## Do this:
Below are the records; locate each line with the word "Date" and copy it.
** start of Records for the exercise **
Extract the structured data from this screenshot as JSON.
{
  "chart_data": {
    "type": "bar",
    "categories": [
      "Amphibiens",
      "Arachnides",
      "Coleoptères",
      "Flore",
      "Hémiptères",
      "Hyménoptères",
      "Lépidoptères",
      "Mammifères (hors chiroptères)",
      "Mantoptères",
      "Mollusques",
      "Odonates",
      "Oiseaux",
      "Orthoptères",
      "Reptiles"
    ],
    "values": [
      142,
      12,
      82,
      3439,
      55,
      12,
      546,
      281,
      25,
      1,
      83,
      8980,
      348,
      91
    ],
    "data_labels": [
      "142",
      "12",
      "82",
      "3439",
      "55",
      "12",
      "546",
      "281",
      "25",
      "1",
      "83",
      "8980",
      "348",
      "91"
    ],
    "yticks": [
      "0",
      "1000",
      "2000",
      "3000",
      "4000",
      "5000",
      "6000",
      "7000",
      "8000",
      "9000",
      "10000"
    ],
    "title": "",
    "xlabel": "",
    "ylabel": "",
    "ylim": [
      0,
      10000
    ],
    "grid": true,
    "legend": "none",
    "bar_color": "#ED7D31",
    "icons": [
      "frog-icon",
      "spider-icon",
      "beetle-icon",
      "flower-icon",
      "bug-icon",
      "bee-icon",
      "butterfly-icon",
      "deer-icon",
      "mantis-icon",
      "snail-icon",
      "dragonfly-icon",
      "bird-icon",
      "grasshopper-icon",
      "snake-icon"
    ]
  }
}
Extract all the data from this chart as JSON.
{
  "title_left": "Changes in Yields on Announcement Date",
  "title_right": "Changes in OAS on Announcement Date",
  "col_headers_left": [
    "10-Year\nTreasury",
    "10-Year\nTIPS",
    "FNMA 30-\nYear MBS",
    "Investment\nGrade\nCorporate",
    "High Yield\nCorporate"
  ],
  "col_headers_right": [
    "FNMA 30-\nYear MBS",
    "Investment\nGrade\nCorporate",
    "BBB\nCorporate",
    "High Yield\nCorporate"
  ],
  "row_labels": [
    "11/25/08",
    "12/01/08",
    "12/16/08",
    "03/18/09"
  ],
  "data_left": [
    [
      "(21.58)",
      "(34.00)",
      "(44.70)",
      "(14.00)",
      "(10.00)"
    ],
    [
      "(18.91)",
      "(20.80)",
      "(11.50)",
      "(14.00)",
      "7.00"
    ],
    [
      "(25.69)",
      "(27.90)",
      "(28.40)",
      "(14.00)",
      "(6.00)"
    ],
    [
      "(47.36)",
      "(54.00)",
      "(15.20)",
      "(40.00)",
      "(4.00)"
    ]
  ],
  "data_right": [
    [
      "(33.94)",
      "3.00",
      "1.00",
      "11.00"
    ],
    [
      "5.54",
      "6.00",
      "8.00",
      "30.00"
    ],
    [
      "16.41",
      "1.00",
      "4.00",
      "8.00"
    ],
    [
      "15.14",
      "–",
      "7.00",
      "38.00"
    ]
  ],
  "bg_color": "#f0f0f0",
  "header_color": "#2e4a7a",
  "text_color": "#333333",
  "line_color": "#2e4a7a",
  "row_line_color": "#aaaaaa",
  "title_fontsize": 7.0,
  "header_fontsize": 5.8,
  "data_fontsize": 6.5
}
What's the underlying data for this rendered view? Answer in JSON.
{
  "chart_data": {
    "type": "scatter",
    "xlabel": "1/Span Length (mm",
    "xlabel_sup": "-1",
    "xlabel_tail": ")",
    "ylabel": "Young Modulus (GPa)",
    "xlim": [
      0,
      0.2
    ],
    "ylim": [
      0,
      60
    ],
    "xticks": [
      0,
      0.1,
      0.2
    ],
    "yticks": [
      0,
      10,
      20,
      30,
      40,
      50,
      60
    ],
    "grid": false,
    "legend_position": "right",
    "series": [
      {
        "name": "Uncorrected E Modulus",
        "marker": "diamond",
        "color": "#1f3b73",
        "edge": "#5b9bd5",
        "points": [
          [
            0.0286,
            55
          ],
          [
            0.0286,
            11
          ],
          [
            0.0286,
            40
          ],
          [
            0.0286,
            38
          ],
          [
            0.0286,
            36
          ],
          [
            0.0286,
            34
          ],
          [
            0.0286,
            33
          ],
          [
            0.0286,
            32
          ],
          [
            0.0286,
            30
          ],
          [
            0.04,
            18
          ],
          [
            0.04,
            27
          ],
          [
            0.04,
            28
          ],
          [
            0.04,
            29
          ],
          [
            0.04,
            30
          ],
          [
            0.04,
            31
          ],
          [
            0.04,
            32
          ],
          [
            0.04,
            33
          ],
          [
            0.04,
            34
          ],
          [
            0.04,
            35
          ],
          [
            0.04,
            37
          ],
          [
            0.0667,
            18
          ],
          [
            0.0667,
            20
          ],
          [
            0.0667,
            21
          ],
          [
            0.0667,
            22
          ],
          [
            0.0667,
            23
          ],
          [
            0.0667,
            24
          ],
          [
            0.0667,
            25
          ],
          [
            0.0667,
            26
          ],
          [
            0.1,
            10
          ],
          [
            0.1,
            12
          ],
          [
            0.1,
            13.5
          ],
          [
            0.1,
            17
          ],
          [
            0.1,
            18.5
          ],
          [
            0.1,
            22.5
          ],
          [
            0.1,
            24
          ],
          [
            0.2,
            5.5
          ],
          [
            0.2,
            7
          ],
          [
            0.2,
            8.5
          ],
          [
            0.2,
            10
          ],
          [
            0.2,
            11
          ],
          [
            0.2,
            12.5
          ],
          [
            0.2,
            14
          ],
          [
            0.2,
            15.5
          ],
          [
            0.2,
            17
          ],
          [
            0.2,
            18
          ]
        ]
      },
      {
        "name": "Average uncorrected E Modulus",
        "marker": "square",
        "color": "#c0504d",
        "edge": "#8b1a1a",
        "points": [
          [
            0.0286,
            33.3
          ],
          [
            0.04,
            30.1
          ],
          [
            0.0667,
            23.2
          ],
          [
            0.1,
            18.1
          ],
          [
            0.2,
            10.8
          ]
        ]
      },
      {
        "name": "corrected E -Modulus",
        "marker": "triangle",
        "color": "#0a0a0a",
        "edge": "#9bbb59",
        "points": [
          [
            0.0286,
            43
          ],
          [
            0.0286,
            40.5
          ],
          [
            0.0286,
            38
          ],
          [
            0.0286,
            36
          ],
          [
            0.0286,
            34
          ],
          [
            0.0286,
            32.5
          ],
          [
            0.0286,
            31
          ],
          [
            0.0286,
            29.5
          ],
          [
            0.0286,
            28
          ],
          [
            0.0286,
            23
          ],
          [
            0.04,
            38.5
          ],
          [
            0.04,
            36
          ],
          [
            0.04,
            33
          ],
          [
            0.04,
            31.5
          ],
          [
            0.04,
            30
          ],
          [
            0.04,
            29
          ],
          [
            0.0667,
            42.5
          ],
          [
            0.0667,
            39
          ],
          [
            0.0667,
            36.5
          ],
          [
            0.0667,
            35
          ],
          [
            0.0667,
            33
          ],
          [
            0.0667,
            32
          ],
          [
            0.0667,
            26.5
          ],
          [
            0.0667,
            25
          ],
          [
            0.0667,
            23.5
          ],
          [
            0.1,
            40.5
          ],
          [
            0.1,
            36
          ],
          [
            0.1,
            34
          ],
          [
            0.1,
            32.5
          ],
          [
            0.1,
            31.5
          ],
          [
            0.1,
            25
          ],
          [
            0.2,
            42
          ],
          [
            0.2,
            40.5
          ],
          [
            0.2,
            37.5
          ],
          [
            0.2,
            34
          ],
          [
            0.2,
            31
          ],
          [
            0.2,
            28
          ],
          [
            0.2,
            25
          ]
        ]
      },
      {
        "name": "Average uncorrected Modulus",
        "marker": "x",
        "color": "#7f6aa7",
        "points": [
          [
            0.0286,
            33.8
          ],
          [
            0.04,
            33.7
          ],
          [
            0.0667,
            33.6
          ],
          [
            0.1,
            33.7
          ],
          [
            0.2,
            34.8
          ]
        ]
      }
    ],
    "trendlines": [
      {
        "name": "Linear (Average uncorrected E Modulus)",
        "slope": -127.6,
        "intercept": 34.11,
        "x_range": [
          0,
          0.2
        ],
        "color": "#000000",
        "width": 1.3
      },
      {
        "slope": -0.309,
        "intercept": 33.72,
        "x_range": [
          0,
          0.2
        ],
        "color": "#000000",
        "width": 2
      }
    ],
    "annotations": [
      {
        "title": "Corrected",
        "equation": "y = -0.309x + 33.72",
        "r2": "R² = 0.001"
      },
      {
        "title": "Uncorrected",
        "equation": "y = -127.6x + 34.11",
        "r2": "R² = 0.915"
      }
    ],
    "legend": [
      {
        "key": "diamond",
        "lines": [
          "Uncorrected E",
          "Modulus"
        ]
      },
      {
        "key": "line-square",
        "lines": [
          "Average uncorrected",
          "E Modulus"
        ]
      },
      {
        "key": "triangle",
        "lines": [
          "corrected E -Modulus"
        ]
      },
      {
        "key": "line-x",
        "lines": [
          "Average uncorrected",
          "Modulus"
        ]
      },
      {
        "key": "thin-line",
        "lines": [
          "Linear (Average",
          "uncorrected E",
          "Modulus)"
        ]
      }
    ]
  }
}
** end of Records for the exercise **
## Task output:
  "title_left": "Changes in Yields on Announcement Date",
  "title_right": "Changes in OAS on Announcement Date",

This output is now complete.